Elder Lee, while still a member of the Twelve, began the correlation process in the LDS Church.  It was his crowning achievement when he became President.  Now everything is in harmony. That harmony has come at the price of developing the internal idea of “apostasy” based upon the doctrine we believe in.  A test which was altogether alien to Joseph Smith.  Joseph said, when a brother Brown was being threatened with excommunication for his error in doctrine: 
“I did not like the old man being called up for erring in doctrine. It looks too much like the Methodist, and not like the Latter-day Saints. Methodists have creeds which a man must believe or be asked out of their church. I want the liberty of thinking and believing as I please. It feels so good not to be trammeled. It does not prove that a man is not a good man because he errs in doctrine.”  

The price we have paid to date for correlation is a fraction of what will ultimately be paid, if history informs us of anything.  It is now possible to be a “Mormon heretic” for believing doctrine which someone else has determined should be discarded — a thing which was unimaginable at the time of Joseph Smith, even as a result of an actual error in doctrine.  For Joseph, the way to reclaim some errant Saint was, well, confined to the means permitted by revelation:  “only by persuasion, by long–suffering, by gentleness and meekness, and by love unfeigned; By kindness, and pure knowledge, which shall greatly enlarge the soul without hypocrisy, and without guile.”  (D&C 121: 41-42.)   Today that has been expanded to excommunication for doctrinal errors.  When such a thing takes place, years go by before such a person is re-welcomed into the church, and then only after receiving permission from the First Presidency.  So the correlation of doctrine has slipped already into a coercive use of authority within the church.  Instead of persuading using better doctrine to correct an error, we punish and silence them through a method that was alien to the original pattern.

History is an interesting thing to study.  Particularly at the beginnings of any religious movement.  It always progresses from movement to institution.  Once it becomes an institution, as King Constantine realized, the institution itself must protect itself against disorder.  That protection comes, as history shows, at the price of contradicting the original premise upon which the movement began.

The ironies of this are always astonishing.  But somehow those who live through it never realize the irony while it is happening.  Only later, as it has taken its full bloom in torture, killing, flaying, racking and destroying the lives of people does the original, root moments in which the errors began to creep in get recognized.  Those making the errors in the first place are celebrated for centuries as “Saints” and “Popes.”

[Box coordinate lines]
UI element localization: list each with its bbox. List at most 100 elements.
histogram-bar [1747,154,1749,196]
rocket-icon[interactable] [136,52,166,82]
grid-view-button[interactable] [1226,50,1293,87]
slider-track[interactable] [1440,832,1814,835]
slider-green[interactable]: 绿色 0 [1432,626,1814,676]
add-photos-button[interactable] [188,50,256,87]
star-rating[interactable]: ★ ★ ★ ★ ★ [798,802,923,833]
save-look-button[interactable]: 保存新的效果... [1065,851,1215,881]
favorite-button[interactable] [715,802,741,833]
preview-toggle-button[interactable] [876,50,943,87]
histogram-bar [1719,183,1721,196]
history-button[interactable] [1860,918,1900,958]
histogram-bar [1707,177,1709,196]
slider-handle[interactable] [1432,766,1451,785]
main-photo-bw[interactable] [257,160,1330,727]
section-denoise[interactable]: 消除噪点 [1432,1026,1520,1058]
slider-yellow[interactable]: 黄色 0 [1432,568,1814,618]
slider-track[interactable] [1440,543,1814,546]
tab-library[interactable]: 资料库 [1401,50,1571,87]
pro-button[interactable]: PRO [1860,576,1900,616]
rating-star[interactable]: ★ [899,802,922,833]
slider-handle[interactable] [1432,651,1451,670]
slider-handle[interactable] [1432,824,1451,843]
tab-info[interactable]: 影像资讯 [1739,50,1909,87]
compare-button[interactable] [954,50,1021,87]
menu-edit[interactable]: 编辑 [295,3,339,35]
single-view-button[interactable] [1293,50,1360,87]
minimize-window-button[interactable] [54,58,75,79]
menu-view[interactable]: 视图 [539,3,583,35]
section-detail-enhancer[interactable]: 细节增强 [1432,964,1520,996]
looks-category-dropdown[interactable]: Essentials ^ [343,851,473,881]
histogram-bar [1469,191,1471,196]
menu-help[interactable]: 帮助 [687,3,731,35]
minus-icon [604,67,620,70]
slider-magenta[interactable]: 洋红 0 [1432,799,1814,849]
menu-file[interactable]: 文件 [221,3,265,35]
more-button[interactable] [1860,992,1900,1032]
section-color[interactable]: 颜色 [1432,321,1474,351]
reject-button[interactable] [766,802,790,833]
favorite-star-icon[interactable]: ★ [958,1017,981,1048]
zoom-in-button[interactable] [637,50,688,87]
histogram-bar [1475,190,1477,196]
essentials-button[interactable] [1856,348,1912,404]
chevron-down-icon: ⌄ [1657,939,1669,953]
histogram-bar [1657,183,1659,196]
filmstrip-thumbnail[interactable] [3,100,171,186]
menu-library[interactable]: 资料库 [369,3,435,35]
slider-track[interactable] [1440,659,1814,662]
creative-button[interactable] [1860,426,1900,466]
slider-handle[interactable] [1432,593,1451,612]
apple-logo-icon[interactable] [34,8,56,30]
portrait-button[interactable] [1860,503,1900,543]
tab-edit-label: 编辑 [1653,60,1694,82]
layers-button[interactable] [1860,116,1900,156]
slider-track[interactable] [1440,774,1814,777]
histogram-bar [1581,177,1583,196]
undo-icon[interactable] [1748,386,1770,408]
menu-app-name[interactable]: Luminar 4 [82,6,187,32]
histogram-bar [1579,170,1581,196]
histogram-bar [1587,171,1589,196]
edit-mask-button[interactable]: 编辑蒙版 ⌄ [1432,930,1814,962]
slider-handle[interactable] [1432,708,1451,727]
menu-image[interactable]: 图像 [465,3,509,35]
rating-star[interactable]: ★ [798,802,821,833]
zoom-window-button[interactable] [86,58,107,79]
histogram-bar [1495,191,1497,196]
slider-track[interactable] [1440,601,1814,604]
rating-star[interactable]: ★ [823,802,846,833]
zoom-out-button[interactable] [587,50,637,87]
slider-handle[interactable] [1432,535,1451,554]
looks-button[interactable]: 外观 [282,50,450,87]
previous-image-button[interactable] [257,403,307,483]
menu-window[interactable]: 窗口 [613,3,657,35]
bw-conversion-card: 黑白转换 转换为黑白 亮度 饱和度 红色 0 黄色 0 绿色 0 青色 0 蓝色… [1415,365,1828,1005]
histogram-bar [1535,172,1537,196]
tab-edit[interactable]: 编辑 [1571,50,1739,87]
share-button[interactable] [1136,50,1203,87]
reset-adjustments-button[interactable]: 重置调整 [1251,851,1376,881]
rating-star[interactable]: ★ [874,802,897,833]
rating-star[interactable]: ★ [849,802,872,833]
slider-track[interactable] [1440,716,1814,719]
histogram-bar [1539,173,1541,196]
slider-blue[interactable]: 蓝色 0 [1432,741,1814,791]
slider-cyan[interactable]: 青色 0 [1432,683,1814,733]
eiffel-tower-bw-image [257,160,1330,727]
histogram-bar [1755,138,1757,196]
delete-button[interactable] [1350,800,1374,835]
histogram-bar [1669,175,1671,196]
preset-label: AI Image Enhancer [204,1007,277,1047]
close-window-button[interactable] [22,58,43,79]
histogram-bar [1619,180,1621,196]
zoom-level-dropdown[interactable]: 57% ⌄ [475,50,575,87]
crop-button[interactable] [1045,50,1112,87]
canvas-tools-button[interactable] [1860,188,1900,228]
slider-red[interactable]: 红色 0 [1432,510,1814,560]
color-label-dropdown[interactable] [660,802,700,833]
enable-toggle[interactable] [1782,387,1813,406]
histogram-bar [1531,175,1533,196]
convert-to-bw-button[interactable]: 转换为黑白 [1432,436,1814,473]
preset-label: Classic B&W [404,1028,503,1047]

» **WHAT TO PRODUCE**:
In the text on church correlation, whose permission is needed before a person excommunicated for doctrinal error is welcomed back into the church?

» **SOLUTION FOR THIS EXERCISE**:
The First Presidency's.